**DATASET RECORDS:**
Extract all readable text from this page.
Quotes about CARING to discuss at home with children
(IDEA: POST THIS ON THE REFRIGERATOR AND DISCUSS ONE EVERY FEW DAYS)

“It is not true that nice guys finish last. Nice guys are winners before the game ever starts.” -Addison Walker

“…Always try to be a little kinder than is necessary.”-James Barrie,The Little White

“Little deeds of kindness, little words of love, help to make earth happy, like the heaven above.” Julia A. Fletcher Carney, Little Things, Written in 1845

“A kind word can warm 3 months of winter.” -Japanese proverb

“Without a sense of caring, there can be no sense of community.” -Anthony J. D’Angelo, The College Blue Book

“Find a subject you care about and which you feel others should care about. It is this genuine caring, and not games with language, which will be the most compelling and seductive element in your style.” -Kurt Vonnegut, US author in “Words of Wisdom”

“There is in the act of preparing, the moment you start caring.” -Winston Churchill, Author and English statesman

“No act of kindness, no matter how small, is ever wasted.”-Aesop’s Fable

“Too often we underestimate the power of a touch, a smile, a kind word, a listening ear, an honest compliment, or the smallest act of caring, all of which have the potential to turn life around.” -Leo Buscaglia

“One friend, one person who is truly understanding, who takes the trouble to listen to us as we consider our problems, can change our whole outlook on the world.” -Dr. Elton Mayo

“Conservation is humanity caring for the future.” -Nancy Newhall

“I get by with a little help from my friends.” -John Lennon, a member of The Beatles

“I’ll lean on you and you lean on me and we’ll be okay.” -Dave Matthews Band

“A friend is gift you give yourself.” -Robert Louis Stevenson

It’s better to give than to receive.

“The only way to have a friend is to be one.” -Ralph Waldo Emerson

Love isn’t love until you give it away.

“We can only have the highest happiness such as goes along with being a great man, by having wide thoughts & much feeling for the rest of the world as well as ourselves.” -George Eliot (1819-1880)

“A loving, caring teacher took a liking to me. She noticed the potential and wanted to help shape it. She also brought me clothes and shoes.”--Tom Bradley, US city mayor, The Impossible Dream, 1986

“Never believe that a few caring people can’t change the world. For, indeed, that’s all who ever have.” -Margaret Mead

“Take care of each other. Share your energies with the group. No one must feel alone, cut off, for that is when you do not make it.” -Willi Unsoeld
--
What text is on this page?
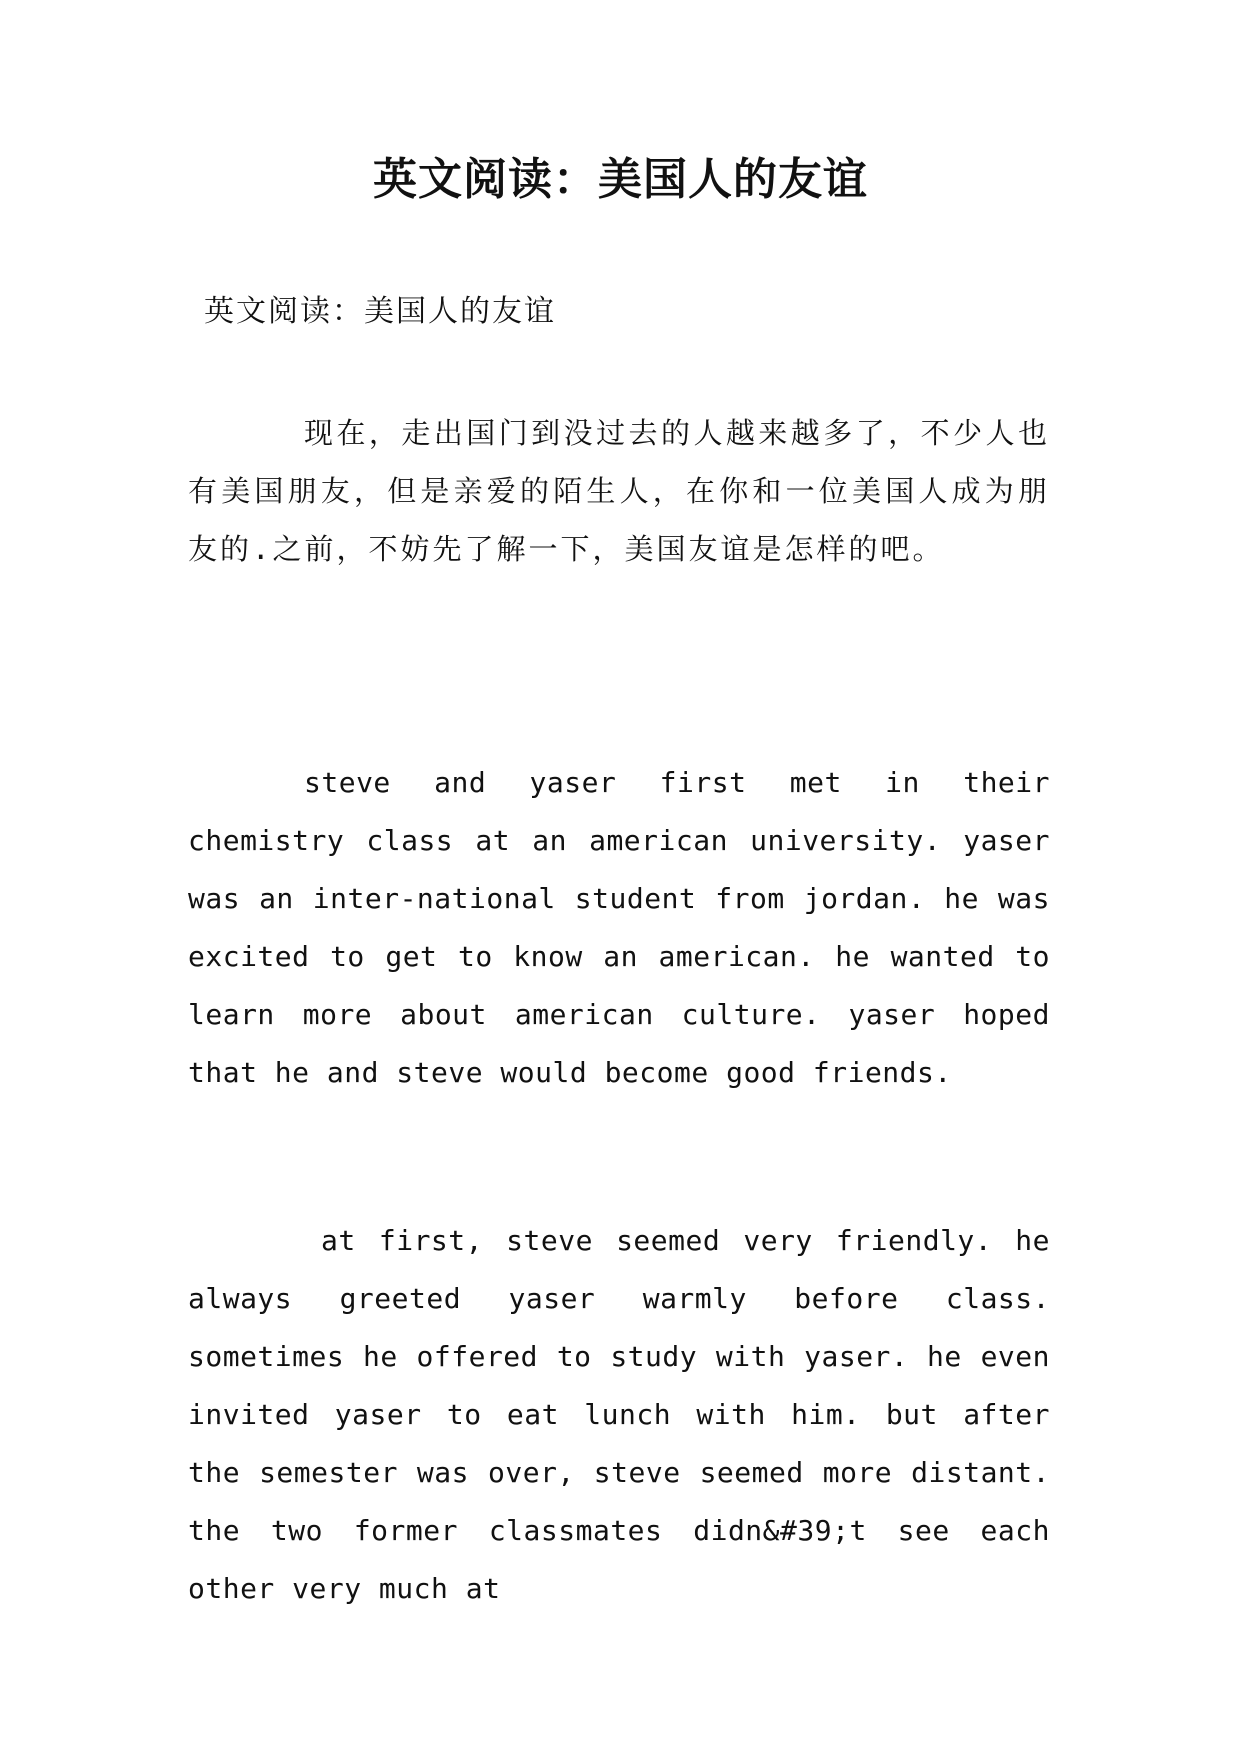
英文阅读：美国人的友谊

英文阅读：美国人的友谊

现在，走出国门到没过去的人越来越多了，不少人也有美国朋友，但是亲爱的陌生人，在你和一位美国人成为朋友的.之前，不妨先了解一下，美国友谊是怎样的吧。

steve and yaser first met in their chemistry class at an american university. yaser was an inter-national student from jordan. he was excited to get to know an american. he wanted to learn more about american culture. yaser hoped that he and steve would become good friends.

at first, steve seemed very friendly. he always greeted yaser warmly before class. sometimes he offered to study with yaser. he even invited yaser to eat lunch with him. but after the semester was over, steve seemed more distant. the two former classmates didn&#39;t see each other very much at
---
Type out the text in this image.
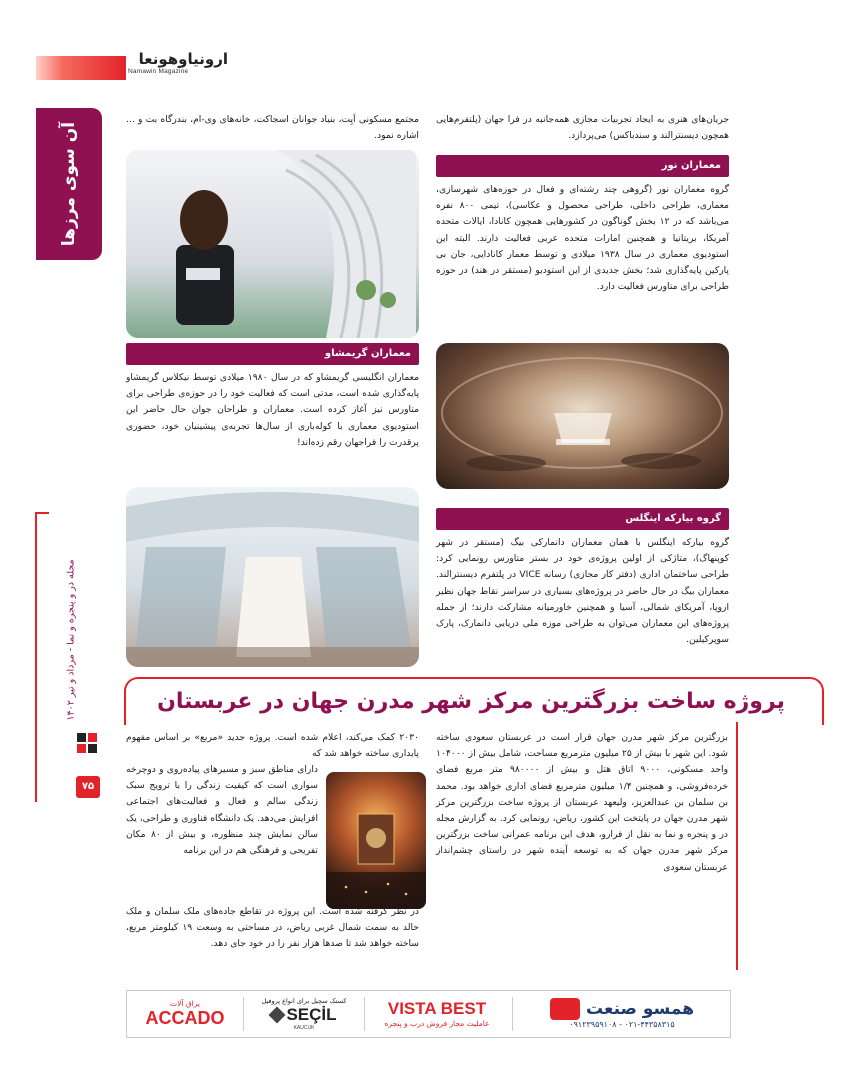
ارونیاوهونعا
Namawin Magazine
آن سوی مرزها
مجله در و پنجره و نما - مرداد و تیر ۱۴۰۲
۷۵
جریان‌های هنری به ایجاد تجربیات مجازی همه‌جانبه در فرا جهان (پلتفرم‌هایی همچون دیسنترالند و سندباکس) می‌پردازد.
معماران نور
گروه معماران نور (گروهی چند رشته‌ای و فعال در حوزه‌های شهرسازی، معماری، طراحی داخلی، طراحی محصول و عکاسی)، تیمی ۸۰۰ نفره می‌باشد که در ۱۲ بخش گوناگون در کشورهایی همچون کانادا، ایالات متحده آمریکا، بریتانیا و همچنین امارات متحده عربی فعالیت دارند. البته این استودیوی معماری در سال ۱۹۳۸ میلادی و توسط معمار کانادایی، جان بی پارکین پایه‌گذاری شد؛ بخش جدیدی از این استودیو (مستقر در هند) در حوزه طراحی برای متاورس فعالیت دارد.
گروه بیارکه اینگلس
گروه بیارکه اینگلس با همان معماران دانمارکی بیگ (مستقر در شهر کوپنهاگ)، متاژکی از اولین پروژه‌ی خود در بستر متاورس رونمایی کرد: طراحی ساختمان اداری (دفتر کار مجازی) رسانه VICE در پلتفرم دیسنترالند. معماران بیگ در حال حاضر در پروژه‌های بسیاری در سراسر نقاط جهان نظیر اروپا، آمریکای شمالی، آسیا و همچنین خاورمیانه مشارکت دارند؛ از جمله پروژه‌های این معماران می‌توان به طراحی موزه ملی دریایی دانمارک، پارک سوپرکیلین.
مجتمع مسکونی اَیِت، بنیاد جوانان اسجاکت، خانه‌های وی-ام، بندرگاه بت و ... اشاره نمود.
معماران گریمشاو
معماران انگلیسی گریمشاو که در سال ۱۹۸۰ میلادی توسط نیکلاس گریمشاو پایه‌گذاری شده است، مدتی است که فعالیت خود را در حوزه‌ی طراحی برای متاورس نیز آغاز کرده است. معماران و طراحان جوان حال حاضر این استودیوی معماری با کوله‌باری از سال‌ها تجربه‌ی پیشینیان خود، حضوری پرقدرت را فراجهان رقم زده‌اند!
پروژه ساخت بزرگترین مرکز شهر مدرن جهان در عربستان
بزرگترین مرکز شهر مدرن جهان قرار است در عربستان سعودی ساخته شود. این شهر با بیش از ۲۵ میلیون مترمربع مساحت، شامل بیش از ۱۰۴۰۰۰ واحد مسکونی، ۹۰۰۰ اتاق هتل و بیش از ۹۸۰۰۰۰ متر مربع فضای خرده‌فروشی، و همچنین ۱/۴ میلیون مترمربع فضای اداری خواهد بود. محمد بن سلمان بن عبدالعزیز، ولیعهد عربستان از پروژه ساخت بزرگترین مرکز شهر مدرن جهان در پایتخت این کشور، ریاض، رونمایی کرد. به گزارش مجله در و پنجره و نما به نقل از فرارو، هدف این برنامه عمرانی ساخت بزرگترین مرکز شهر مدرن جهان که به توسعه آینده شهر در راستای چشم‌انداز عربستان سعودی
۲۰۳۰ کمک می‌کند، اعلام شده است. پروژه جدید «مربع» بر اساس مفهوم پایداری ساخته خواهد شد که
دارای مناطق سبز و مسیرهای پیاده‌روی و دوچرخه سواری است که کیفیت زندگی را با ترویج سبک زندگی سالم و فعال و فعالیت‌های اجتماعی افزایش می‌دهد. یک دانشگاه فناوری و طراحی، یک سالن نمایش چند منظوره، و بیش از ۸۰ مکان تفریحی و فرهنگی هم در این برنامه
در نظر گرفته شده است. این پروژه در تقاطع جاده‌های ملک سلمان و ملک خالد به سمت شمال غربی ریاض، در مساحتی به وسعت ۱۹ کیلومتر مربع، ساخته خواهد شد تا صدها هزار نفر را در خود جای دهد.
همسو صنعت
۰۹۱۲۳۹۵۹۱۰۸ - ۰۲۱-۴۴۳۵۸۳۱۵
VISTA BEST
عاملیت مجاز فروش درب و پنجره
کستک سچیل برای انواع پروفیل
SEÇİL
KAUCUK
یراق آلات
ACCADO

**WORK TO BE COMPLETED:** State the number of lines in these entries that include the string "give". Provide nothing beyond that number.

**RESPONSE TO THE TASK:** 3